• _GIVEN REQUEST_:
For the records below, say how many lines contain the string "likes". Give the number only.

• _RAW RECORDS_:
-------------------------

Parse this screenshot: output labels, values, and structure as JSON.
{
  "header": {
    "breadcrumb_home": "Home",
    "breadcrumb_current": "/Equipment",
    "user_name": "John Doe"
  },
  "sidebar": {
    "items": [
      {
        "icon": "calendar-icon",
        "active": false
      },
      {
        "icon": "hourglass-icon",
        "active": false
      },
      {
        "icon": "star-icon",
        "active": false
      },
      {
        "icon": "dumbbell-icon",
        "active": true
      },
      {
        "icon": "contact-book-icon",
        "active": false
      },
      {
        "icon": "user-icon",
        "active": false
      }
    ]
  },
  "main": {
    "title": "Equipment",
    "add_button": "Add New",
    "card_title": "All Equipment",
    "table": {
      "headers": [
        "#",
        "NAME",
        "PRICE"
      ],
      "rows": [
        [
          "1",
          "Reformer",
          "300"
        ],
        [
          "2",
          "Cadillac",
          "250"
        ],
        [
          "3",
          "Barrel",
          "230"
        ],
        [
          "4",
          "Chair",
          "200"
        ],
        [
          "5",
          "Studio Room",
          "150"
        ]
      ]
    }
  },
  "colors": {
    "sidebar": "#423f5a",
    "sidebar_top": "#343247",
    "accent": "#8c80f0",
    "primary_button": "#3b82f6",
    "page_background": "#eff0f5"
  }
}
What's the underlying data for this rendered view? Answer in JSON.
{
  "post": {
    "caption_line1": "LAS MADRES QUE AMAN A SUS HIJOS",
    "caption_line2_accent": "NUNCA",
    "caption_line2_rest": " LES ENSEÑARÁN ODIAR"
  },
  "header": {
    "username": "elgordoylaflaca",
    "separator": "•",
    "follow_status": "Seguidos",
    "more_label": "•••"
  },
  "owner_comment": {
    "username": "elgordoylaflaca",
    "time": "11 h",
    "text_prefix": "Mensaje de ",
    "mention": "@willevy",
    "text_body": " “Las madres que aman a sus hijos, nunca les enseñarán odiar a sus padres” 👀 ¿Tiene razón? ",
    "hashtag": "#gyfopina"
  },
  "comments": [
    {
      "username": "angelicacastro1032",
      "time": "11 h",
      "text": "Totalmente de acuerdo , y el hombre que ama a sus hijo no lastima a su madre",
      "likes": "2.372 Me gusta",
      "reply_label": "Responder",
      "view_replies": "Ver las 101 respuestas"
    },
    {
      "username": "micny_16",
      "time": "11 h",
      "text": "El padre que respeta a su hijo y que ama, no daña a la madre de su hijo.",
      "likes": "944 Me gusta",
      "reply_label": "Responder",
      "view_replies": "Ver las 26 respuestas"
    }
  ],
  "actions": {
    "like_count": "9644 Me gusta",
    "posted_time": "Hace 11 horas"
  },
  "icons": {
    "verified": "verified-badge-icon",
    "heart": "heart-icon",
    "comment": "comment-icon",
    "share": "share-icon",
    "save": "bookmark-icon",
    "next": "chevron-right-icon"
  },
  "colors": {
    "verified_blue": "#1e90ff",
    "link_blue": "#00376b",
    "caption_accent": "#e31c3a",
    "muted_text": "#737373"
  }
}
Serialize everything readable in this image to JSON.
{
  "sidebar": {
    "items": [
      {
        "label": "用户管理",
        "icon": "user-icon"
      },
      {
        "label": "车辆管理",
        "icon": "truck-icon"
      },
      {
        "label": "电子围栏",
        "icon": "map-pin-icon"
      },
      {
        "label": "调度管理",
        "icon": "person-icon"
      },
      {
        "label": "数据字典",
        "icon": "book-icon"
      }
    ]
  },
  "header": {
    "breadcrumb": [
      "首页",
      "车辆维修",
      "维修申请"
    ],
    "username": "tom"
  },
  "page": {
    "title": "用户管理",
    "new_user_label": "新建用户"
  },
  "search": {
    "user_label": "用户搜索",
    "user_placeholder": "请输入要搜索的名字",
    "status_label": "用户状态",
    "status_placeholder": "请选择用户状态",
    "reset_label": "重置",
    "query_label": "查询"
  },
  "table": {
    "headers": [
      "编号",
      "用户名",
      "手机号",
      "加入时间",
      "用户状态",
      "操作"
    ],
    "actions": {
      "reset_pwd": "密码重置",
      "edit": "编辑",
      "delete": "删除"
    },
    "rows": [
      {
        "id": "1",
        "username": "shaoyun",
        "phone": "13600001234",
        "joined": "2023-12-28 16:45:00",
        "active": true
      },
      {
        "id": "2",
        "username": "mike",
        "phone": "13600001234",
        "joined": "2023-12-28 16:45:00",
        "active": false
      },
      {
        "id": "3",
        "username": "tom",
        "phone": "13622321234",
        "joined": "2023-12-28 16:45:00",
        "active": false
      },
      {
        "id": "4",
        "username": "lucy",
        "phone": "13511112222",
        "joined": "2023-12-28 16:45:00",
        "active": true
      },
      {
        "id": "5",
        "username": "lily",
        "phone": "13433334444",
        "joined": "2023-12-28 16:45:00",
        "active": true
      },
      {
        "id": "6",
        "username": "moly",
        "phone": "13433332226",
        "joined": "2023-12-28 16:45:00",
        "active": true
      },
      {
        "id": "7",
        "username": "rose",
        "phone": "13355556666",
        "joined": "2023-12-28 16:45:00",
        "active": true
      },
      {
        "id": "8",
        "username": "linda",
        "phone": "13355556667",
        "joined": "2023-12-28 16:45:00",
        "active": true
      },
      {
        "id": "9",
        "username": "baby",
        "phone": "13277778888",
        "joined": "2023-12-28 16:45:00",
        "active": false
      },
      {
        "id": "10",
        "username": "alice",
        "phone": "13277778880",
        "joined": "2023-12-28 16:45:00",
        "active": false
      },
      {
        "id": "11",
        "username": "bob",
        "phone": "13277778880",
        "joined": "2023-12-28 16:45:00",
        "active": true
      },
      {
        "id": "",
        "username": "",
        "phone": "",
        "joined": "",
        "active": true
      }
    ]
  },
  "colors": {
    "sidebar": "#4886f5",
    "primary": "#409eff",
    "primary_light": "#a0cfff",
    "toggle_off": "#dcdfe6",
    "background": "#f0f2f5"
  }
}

-------------------------

• _RESPONSE FOR THIS EXERCISE_:
2